### Exercise details
Write out the material again exactly, please, and omit the pictures.

Entries with figure data
# # # #

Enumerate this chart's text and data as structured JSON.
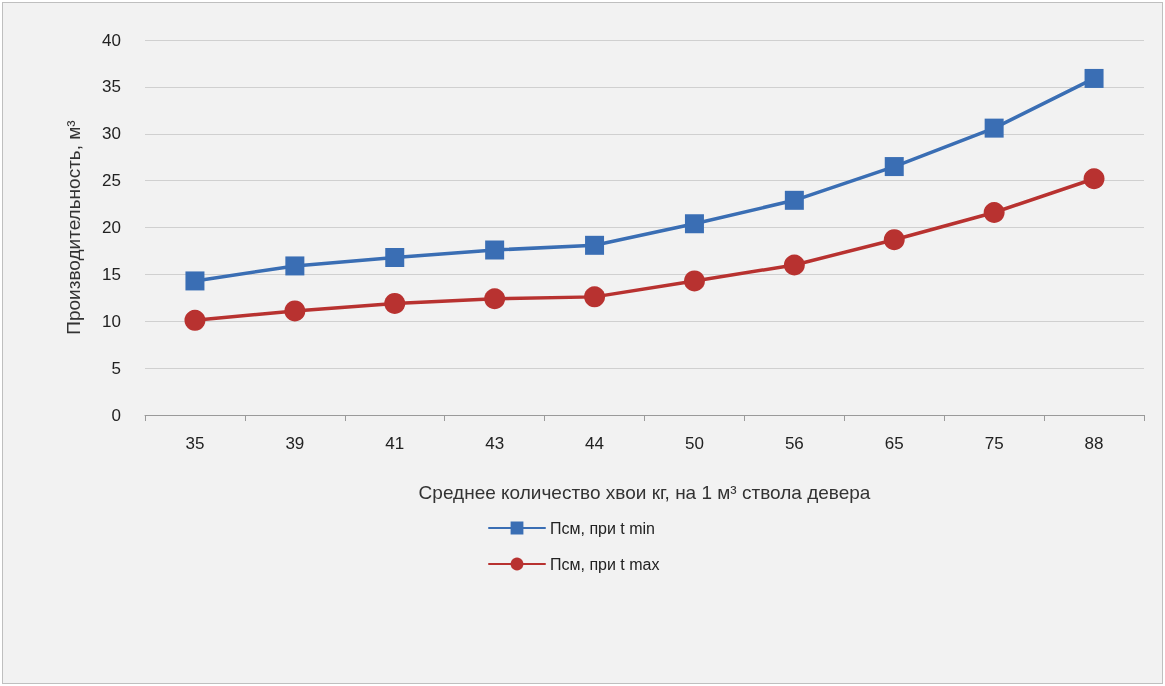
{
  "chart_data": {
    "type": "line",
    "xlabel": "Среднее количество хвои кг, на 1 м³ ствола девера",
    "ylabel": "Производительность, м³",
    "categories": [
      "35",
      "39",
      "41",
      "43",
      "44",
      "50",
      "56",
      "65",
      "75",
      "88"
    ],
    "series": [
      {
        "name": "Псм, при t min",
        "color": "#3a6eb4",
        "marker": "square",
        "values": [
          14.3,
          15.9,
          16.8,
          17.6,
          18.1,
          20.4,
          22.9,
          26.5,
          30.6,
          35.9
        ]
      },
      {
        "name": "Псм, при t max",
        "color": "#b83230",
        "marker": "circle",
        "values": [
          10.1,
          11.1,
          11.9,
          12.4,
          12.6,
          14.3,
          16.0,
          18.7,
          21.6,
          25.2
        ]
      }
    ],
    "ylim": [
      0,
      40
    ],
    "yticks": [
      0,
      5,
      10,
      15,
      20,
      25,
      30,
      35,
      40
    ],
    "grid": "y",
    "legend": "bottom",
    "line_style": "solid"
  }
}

# # # #

### Response to the exercise
Enumerate this chart's text and data as structured JSON.
{
  "chart_data": {
    "type": "line",
    "xlabel": "Среднее количество хвои кг, на 1 м³ ствола девера",
    "ylabel": "Производительность, м³",
    "categories": [
      "35",
      "39",
      "41",
      "43",
      "44",
      "50",
      "56",
      "65",
      "75",
      "88"
    ],
    "series": [
      {
        "name": "Псм, при t min",
        "color": "#3a6eb4",
        "marker": "square",
        "values": [
          14.3,
          15.9,
          16.8,
          17.6,
          18.1,
          20.4,
          22.9,
          26.5,
          30.6,
          35.9
        ]
      },
      {
        "name": "Псм, при t max",
        "color": "#b83230",
        "marker": "circle",
        "values": [
          10.1,
          11.1,
          11.9,
          12.4,
          12.6,
          14.3,
          16.0,
          18.7,
          21.6,
          25.2
        ]
      }
    ],
    "ylim": [
      0,
      40
    ],
    "yticks": [
      0,
      5,
      10,
      15,
      20,
      25,
      30,
      35,
      40
    ],
    "grid": "y",
    "legend": "bottom",
    "line_style": "solid"
  }
}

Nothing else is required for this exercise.